Only a number is wanted here: the number of lines of the data that include "Consider".

══════════

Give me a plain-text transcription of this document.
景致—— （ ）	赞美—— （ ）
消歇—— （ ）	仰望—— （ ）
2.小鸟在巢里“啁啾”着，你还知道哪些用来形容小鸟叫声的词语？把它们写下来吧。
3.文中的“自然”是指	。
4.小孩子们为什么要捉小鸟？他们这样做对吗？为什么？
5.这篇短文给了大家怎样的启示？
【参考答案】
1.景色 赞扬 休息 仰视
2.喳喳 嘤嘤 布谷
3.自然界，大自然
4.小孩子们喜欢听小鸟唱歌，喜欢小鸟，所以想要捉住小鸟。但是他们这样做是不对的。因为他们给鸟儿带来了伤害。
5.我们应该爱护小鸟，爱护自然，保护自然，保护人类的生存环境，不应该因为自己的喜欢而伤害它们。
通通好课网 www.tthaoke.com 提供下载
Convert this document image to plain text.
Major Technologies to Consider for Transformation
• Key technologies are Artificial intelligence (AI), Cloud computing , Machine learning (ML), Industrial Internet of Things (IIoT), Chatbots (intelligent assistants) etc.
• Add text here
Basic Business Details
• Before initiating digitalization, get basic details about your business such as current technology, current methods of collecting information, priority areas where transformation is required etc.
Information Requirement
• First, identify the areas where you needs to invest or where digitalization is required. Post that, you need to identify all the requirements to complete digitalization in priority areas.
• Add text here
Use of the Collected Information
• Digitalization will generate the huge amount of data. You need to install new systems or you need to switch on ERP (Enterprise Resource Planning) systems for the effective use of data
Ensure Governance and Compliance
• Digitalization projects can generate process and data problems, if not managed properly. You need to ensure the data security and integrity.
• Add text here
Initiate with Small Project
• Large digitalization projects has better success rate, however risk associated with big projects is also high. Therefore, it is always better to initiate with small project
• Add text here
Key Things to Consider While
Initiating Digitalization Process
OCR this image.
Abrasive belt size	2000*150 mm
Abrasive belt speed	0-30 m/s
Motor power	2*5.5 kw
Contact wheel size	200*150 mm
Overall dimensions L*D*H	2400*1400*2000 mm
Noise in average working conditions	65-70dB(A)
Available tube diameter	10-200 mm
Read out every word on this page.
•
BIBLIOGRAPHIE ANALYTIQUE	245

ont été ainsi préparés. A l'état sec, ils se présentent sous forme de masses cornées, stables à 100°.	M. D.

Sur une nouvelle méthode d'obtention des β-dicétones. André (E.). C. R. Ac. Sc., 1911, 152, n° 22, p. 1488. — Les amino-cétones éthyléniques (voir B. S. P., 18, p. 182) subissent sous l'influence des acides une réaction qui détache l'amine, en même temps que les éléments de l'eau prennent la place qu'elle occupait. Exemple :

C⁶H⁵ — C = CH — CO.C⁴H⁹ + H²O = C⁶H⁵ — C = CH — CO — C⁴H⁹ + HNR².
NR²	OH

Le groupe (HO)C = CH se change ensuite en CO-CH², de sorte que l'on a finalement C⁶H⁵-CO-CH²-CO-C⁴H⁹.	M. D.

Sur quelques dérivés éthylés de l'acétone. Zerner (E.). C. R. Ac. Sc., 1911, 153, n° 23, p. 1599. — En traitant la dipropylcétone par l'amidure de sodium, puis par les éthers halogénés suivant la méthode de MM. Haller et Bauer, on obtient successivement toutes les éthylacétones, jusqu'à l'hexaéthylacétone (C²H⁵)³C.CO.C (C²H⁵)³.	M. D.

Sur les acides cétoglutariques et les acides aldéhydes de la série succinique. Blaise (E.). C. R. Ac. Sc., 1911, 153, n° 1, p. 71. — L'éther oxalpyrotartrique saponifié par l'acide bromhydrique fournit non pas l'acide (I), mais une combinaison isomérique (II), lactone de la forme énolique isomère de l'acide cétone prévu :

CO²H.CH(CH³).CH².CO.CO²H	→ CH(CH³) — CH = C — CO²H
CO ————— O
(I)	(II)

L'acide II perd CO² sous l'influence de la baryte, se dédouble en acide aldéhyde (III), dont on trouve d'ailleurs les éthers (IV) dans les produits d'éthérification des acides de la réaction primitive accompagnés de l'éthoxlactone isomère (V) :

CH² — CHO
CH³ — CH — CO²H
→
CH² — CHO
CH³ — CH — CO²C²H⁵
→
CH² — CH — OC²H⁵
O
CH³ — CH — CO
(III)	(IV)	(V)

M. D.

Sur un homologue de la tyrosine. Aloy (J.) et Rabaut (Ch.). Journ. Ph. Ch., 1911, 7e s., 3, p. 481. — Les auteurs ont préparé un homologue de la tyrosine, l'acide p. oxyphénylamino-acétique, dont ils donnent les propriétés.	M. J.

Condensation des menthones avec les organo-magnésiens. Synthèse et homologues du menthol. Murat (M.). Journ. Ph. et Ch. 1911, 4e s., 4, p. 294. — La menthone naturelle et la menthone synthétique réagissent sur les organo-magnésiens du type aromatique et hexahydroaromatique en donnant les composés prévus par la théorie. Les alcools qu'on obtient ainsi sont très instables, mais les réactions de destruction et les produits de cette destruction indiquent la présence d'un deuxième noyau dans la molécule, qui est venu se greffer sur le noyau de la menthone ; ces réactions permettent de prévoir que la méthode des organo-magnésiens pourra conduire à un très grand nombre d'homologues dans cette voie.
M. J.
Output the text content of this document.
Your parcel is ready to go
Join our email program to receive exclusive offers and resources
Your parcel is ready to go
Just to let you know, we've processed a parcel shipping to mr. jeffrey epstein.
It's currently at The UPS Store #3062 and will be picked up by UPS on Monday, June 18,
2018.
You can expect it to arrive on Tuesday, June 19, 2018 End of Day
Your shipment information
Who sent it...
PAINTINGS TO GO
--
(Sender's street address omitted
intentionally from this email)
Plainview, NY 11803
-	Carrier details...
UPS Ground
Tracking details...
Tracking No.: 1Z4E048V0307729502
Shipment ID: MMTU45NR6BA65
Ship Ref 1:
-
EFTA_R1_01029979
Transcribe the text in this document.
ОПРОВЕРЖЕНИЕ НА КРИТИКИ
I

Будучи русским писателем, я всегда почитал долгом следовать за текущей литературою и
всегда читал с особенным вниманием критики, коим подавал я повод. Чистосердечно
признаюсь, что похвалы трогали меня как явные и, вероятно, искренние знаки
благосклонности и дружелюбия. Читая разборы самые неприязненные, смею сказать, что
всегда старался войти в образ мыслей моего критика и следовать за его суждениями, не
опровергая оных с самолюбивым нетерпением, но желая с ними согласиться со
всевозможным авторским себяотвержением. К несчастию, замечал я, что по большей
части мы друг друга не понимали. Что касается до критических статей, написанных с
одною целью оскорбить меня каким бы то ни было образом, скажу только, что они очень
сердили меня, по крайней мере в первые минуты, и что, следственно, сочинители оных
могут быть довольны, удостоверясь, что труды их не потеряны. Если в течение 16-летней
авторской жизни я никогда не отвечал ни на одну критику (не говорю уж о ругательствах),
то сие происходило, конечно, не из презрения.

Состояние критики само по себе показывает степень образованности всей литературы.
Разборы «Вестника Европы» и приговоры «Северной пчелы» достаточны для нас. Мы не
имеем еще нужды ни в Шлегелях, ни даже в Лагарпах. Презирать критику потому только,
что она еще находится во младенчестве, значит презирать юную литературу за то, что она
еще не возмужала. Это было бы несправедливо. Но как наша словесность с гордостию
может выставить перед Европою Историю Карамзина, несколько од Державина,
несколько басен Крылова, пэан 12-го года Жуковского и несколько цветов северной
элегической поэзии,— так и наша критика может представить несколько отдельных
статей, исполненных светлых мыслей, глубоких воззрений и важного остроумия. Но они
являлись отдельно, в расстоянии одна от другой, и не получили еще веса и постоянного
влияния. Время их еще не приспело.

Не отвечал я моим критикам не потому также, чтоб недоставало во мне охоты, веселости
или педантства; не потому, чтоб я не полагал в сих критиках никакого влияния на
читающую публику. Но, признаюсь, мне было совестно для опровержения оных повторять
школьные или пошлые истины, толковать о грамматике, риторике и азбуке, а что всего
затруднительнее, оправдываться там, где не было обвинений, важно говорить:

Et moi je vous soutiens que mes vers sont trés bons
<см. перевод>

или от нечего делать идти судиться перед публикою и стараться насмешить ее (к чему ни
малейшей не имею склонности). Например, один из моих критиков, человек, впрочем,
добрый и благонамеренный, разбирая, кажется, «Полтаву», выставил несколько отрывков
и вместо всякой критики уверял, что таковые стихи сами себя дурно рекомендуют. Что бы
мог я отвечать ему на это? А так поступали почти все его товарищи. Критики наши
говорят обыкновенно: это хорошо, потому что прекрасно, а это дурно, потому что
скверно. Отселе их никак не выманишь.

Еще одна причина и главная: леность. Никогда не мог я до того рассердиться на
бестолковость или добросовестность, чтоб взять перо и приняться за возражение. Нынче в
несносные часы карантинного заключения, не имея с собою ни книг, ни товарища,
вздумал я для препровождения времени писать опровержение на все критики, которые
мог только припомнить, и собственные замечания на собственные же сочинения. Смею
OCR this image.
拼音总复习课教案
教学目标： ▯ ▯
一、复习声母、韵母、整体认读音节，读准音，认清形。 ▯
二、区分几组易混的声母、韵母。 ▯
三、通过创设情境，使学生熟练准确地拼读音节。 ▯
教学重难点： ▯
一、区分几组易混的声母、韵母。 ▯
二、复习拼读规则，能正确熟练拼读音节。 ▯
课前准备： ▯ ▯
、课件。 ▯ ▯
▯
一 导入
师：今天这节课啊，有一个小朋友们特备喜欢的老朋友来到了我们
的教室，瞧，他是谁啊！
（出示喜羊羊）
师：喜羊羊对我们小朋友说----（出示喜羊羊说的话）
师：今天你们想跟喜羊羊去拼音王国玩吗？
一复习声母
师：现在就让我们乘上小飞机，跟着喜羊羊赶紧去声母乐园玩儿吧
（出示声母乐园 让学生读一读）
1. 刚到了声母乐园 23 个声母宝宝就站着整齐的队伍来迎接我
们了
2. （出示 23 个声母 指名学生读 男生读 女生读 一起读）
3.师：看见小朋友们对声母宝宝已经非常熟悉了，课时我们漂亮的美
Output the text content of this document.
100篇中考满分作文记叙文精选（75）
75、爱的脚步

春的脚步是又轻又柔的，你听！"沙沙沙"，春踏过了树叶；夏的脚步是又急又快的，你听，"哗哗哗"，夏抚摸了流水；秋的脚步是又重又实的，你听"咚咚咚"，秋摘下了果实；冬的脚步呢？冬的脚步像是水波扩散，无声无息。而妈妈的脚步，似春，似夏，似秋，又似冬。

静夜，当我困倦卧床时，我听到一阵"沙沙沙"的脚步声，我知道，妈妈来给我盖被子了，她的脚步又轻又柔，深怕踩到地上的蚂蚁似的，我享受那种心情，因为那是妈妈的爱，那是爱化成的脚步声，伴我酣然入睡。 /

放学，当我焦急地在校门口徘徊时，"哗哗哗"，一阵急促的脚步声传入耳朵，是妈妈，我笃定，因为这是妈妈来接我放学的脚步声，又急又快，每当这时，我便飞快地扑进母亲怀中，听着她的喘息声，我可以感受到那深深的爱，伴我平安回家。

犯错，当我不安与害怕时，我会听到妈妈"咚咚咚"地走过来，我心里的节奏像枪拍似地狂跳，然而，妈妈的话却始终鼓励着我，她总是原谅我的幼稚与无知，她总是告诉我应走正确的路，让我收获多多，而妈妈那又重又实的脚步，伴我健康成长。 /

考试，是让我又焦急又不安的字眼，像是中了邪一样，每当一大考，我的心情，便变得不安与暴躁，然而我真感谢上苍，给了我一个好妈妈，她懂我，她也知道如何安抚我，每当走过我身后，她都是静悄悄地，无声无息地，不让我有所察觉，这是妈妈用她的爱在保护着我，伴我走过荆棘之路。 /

══════════

> **TASK RESPONSE**: 2